# Task to complete
Please identify each row below that contains the string "Signup" and copy every one of those rows in full.

(Layout records)
-- -- --

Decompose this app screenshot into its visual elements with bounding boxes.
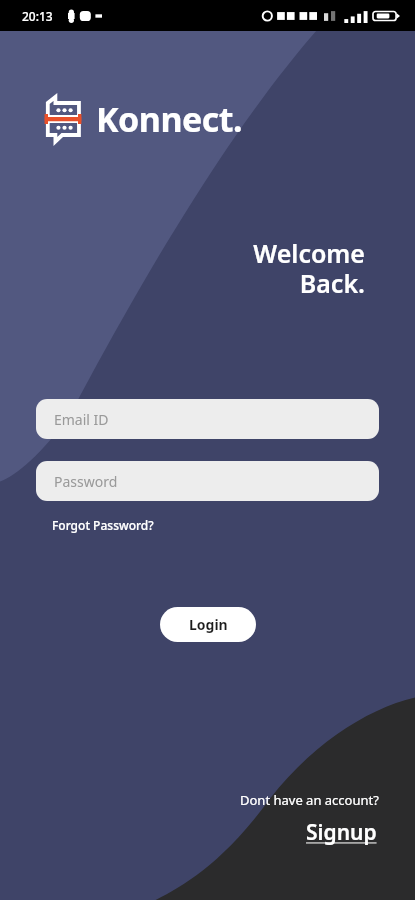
staticText: Konnect.	[96, 96, 243, 142]
staticText: Welcome Back.	[0, 236, 365, 301]
staticText: Email ID	[54, 410, 109, 429]
other: Konnect logo	[44, 94, 82, 144]
staticText: 20:13	[22, 8, 53, 24]
button[interactable]: Konnect logo	[44, 94, 243, 144]
button[interactable]: Signup	[304, 817, 379, 848]
button[interactable]: Email ID	[36, 399, 379, 439]
button[interactable]: Password	[36, 461, 379, 501]
staticText: Signup	[306, 818, 377, 847]
staticText: Forgot Password?	[52, 517, 154, 533]
button[interactable]: Login	[160, 607, 256, 642]
staticText: Dont have an account?	[240, 791, 379, 809]
staticText: Password	[54, 472, 118, 491]
button[interactable]: Forgot Password?	[50, 515, 156, 535]
staticText: Login	[189, 615, 228, 634]
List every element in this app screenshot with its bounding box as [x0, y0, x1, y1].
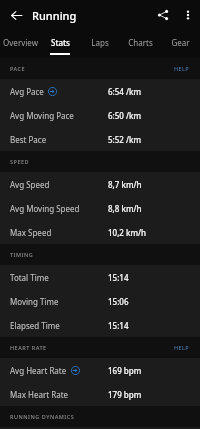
staticText: Avg Heart Rate	[10, 365, 67, 376]
button[interactable]: Gear	[160, 30, 200, 58]
staticText: RUNNING DYNAMICS	[10, 413, 75, 420]
staticText: Best Pace	[10, 134, 47, 145]
button[interactable]: More options	[176, 0, 200, 30]
staticText: Max Speed	[10, 227, 52, 238]
button[interactable]: Elapsed Time	[0, 313, 200, 337]
staticText: HEART RATE	[10, 344, 47, 351]
button[interactable]: Max Heart Rate	[0, 382, 200, 406]
staticText: Running	[32, 8, 77, 23]
staticText: 8,8 km/h	[108, 203, 142, 214]
staticText: 169 bpm	[108, 365, 142, 376]
staticText: 6:50 /km	[108, 110, 142, 121]
staticText: Elapsed Time	[10, 320, 60, 331]
button[interactable]: More info	[71, 366, 80, 375]
staticText: Moving Time	[10, 296, 59, 307]
button[interactable]: Avg Moving Pace	[0, 103, 200, 127]
staticText: 5:52 /km	[108, 134, 142, 145]
button[interactable]: Laps	[80, 30, 120, 58]
staticText: HELP	[174, 344, 190, 351]
button[interactable]: Share	[150, 0, 176, 30]
staticText: HELP	[174, 65, 190, 72]
button[interactable]: Total Time	[0, 265, 200, 289]
button[interactable]: Avg Heart Rate	[0, 358, 200, 382]
staticText: Gear	[171, 37, 190, 48]
staticText: 179 bpm	[108, 389, 142, 400]
staticText: TIMING	[10, 251, 34, 258]
button[interactable]: Best Pace	[0, 127, 200, 151]
staticText: Max Heart Rate	[10, 389, 69, 400]
staticText: PACE	[10, 65, 26, 72]
staticText: Stats	[51, 37, 70, 48]
staticText: 6:54 /km	[108, 86, 142, 97]
staticText: 8,7 km/h	[108, 179, 142, 190]
staticText: 15:14	[108, 320, 129, 331]
staticText: Avg Speed	[10, 179, 50, 190]
button[interactable]: Avg Pace	[0, 79, 200, 103]
button[interactable]: Back	[0, 0, 32, 30]
staticText: Total Time	[10, 272, 49, 283]
button[interactable]: Avg Speed	[0, 172, 200, 196]
staticText: Charts	[128, 37, 153, 48]
button[interactable]: More info	[48, 87, 57, 96]
staticText: SPEED	[10, 158, 30, 165]
button[interactable]: Avg Moving Speed	[0, 196, 200, 220]
button[interactable]: Stats	[40, 30, 80, 58]
button[interactable]: HELP	[174, 65, 190, 72]
staticText: 15:14	[108, 272, 129, 283]
button[interactable]: Overview	[0, 30, 40, 58]
button[interactable]: Charts	[120, 30, 160, 58]
button[interactable]: HELP	[174, 344, 190, 351]
button[interactable]: Moving Time	[0, 289, 200, 313]
staticText: Avg Moving Pace	[10, 110, 74, 121]
button[interactable]: Max Speed	[0, 220, 200, 244]
staticText: Avg Pace	[10, 86, 44, 97]
staticText: 10,2 km/h	[108, 227, 147, 238]
staticText: Laps	[91, 37, 109, 48]
staticText: 15:06	[108, 296, 129, 307]
staticText: Avg Moving Speed	[10, 203, 80, 214]
staticText: Overview	[3, 37, 38, 48]
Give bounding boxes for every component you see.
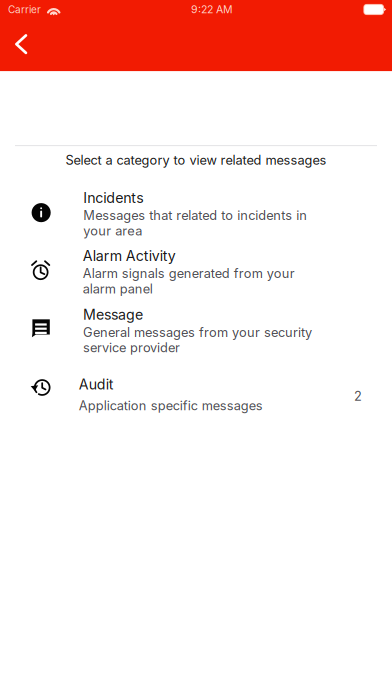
staticText: Alarm Activity [83,247,176,264]
staticText: Select a category to view related messag… [66,152,326,168]
staticText: service provider [83,340,180,356]
staticText: Message [83,306,143,323]
staticText: your area [83,223,142,239]
staticText: 9:22 AM [191,3,233,16]
button[interactable]: Alarm Activity [0,247,392,297]
staticText: 2 [354,388,362,404]
staticText: Messages that related to incidents in [83,208,307,223]
button[interactable]: Audit [0,376,392,414]
staticText: Alarm signals generated from your [83,266,295,281]
button[interactable]: Message [0,306,392,356]
staticText: Incidents [83,189,143,206]
button[interactable]: Incidents [0,189,392,239]
button[interactable]: Back [0,28,39,62]
staticText: Audit [79,376,114,393]
staticText: Carrier [8,4,41,16]
staticText: alarm panel [83,281,153,297]
staticText: Application specific messages [79,398,263,413]
staticText: General messages from your security [83,324,312,340]
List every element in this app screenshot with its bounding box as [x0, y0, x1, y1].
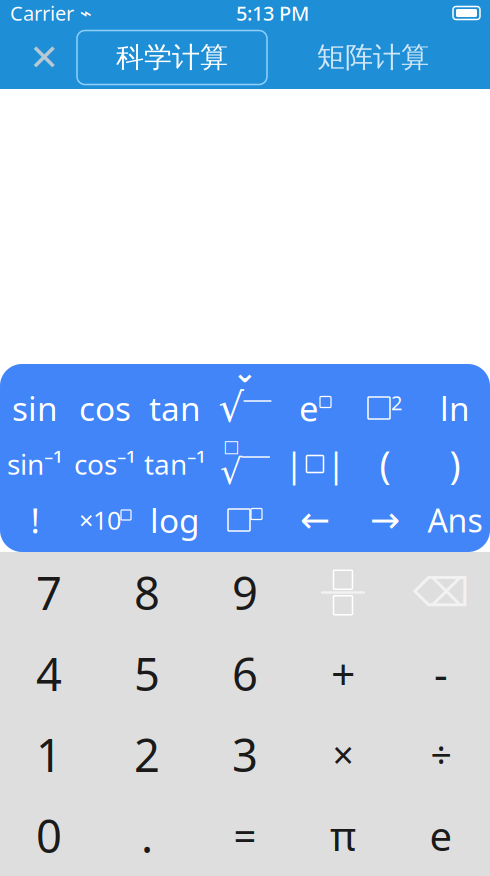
staticText: e — [299, 385, 319, 431]
staticText: ⌫ — [412, 570, 470, 615]
staticText: tan⁻¹ — [144, 445, 206, 483]
staticText: | — [326, 441, 346, 487]
button[interactable]: - — [392, 633, 490, 714]
staticText: □ — [223, 436, 239, 456]
staticText: 3 — [232, 724, 258, 785]
button[interactable]: ln — [420, 380, 490, 436]
button[interactable]: Collapse functions — [215, 364, 275, 380]
staticText: 6 — [232, 643, 258, 704]
button[interactable]: Ans — [420, 492, 490, 548]
staticText: e — [430, 809, 452, 862]
staticText: cos⁻¹ — [74, 445, 136, 483]
button[interactable]: √ — [210, 380, 280, 436]
staticText: 4 — [36, 643, 62, 704]
button[interactable]: 9 — [196, 552, 294, 633]
staticText: √ — [218, 385, 244, 431]
staticText: √ — [220, 452, 242, 492]
staticText: Ans — [428, 499, 482, 541]
button[interactable]: 0 — [0, 795, 98, 876]
staticText: 0 — [36, 805, 62, 866]
button[interactable]: Move cursor right — [350, 492, 420, 548]
button[interactable]: ! — [0, 492, 70, 548]
button[interactable]: 8 — [98, 552, 196, 633]
button[interactable]: cos⁻¹ — [70, 436, 140, 492]
button[interactable] — [210, 492, 280, 548]
button[interactable]: π — [294, 795, 392, 876]
staticText: ln — [440, 386, 470, 430]
staticText: ⌁ — [80, 2, 92, 24]
staticText: 2 — [134, 724, 160, 785]
button[interactable]: 7 — [0, 552, 98, 633]
button[interactable]: 科学计算 — [77, 30, 267, 84]
staticText: cos — [79, 386, 131, 430]
button[interactable]: + — [294, 633, 392, 714]
staticText: ) — [450, 439, 460, 489]
button[interactable]: × — [294, 714, 392, 795]
button[interactable]: ( — [350, 436, 420, 492]
button[interactable]: log — [140, 492, 210, 548]
staticText: sin — [12, 386, 58, 430]
button[interactable]: tan⁻¹ — [140, 436, 210, 492]
button[interactable]: Close — [11, 28, 77, 86]
button[interactable]: 2 — [98, 714, 196, 795]
staticText: . — [141, 805, 153, 866]
button[interactable]: = — [196, 795, 294, 876]
staticText: ! — [30, 497, 40, 543]
button[interactable]: 1 — [0, 714, 98, 795]
staticText: × — [332, 730, 354, 779]
staticText: 2 — [391, 389, 402, 416]
button[interactable]: sin⁻¹ — [0, 436, 70, 492]
button[interactable]: Delete — [392, 552, 490, 633]
staticText: | — [284, 441, 304, 487]
button[interactable]: ÷ — [392, 714, 490, 795]
button[interactable]: . — [98, 795, 196, 876]
button[interactable]: | — [280, 436, 350, 492]
button[interactable]: 3 — [196, 714, 294, 795]
staticText: 7 — [36, 562, 62, 623]
staticText: Carrier — [10, 0, 74, 26]
button[interactable]: □ — [210, 436, 280, 492]
staticText: - — [434, 645, 448, 702]
staticText: ÷ — [430, 730, 452, 779]
staticText: ✕ — [29, 37, 59, 78]
staticText: 5:13 PM — [236, 0, 309, 26]
staticText: 1 — [36, 724, 62, 785]
staticText: ⌄ — [232, 355, 258, 389]
button[interactable]: e — [280, 380, 350, 436]
staticText: 9 — [232, 562, 258, 623]
button[interactable]: tan — [140, 380, 210, 436]
button[interactable]: 6 — [196, 633, 294, 714]
button[interactable]: Move cursor left — [280, 492, 350, 548]
button[interactable]: 5 — [98, 633, 196, 714]
staticText: 矩阵计算 — [317, 40, 429, 75]
staticText: 8 — [134, 562, 160, 623]
button[interactable]: cos — [70, 380, 140, 436]
staticText: 5 — [134, 643, 160, 704]
button[interactable]: sin — [0, 380, 70, 436]
staticText: = — [234, 809, 256, 862]
button[interactable]: 4 — [0, 633, 98, 714]
staticText: log — [150, 498, 200, 542]
staticText: 科学计算 — [116, 40, 228, 75]
staticText: + — [331, 645, 355, 702]
staticText: sin⁻¹ — [7, 445, 63, 483]
staticText: tan — [149, 386, 201, 430]
button[interactable]: 2 — [350, 380, 420, 436]
button[interactable]: ×10 — [70, 492, 140, 548]
button[interactable]: 矩阵计算 — [267, 30, 479, 84]
button[interactable]: Fraction — [294, 552, 392, 633]
staticText: ( — [380, 439, 390, 489]
staticText: → — [370, 500, 400, 540]
button[interactable]: e — [392, 795, 490, 876]
staticText: ← — [300, 500, 330, 540]
button[interactable]: ) — [420, 436, 490, 492]
staticText: π — [330, 809, 356, 862]
staticText: ×10 — [79, 503, 121, 537]
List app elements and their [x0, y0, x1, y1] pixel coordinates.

-- -- --

# Task answer
button[interactable]: Signup	[304, 817, 379, 848]
staticText: Signup	[306, 818, 377, 847]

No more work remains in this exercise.